**Requirements:** Your task is to give the listing below back word for word, pictures excluded.

**Entries taken from a collection:**
^^^^
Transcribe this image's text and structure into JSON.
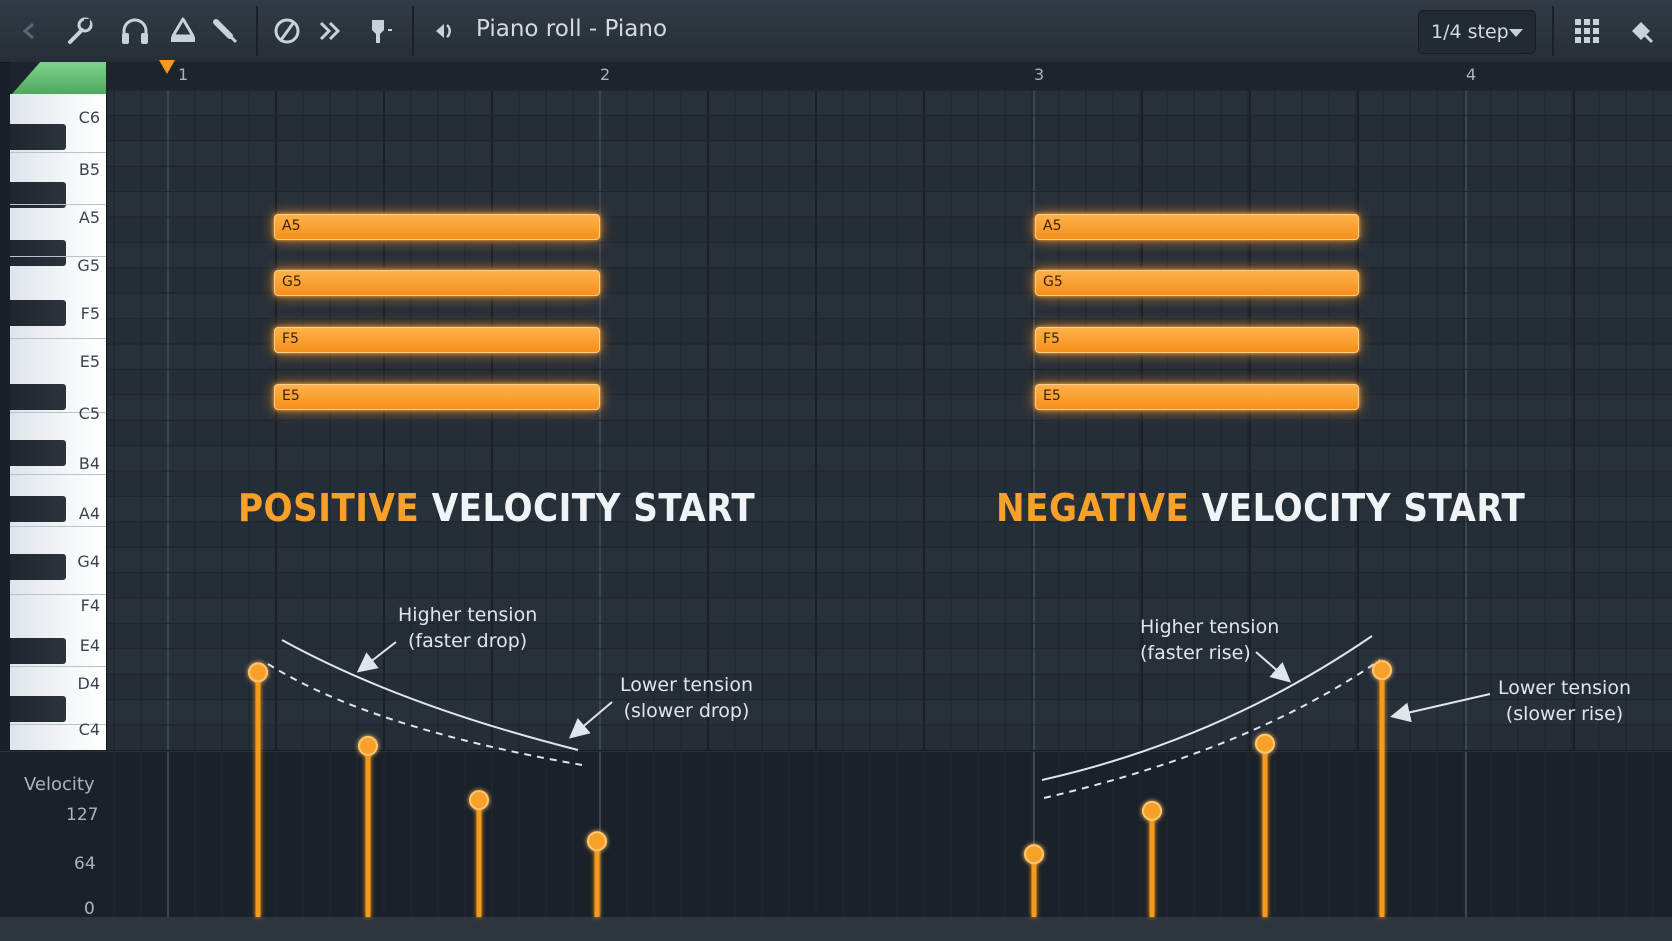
{
  "toolbar": {
    "title": "Piano roll - Piano",
    "snap": "1/4 step",
    "icons": [
      "arrow-left-icon",
      "wrench-icon",
      "headphones-icon",
      "stamp-icon",
      "brush-icon",
      "no-icon",
      "fast-forward-icon",
      "pin-icon",
      "speaker-icon",
      "grid-icon",
      "magnet-icon"
    ]
  },
  "timeline": {
    "bars": [
      "1",
      "2",
      "3",
      "4"
    ]
  },
  "keyboard": {
    "labels": [
      "C6",
      "B5",
      "A5",
      "G5",
      "F5",
      "E5",
      "C5",
      "B4",
      "A4",
      "G4",
      "F4",
      "E4",
      "D4",
      "C4"
    ]
  },
  "left_group": {
    "heading_highlight": "POSITIVE",
    "heading_rest": "VELOCITY START",
    "notes": [
      "A5",
      "G5",
      "F5",
      "E5"
    ],
    "anno_high_1": "Higher tension",
    "anno_high_2": "(faster drop)",
    "anno_low_1": "Lower tension",
    "anno_low_2": "(slower drop)",
    "velocities": [
      113,
      79,
      54,
      35
    ]
  },
  "right_group": {
    "heading_highlight": "NEGATIVE",
    "heading_rest": "VELOCITY START",
    "notes": [
      "A5",
      "G5",
      "F5",
      "E5"
    ],
    "anno_high_1": "Higher tension",
    "anno_high_2": "(faster rise)",
    "anno_low_1": "Lower tension",
    "anno_low_2": "(slower rise)",
    "velocities": [
      29,
      49,
      80,
      114
    ]
  },
  "velocity_panel": {
    "label": "Velocity",
    "ticks": [
      "127",
      "64",
      "0"
    ]
  },
  "colors": {
    "accent": "#f7a12a",
    "background": "#1e252d",
    "note": "#f5901b"
  }
}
^^^^
**Result below:**
Transcribe this image's text and structure into JSON.
{
  "toolbar": {
    "title": "Piano roll - Piano",
    "snap": "1/4 step",
    "icons": [
      "arrow-left-icon",
      "wrench-icon",
      "headphones-icon",
      "stamp-icon",
      "brush-icon",
      "no-icon",
      "fast-forward-icon",
      "pin-icon",
      "speaker-icon",
      "grid-icon",
      "magnet-icon"
    ]
  },
  "timeline": {
    "bars": [
      "1",
      "2",
      "3",
      "4"
    ]
  },
  "keyboard": {
    "labels": [
      "C6",
      "B5",
      "A5",
      "G5",
      "F5",
      "E5",
      "C5",
      "B4",
      "A4",
      "G4",
      "F4",
      "E4",
      "D4",
      "C4"
    ]
  },
  "left_group": {
    "heading_highlight": "POSITIVE",
    "heading_rest": "VELOCITY START",
    "notes": [
      "A5",
      "G5",
      "F5",
      "E5"
    ],
    "anno_high_1": "Higher tension",
    "anno_high_2": "(faster drop)",
    "anno_low_1": "Lower tension",
    "anno_low_2": "(slower drop)",
    "velocities": [
      113,
      79,
      54,
      35
    ]
  },
  "right_group": {
    "heading_highlight": "NEGATIVE",
    "heading_rest": "VELOCITY START",
    "notes": [
      "A5",
      "G5",
      "F5",
      "E5"
    ],
    "anno_high_1": "Higher tension",
    "anno_high_2": "(faster rise)",
    "anno_low_1": "Lower tension",
    "anno_low_2": "(slower rise)",
    "velocities": [
      29,
      49,
      80,
      114
    ]
  },
  "velocity_panel": {
    "label": "Velocity",
    "ticks": [
      "127",
      "64",
      "0"
    ]
  },
  "colors": {
    "accent": "#f7a12a",
    "background": "#1e252d",
    "note": "#f5901b"
  }
}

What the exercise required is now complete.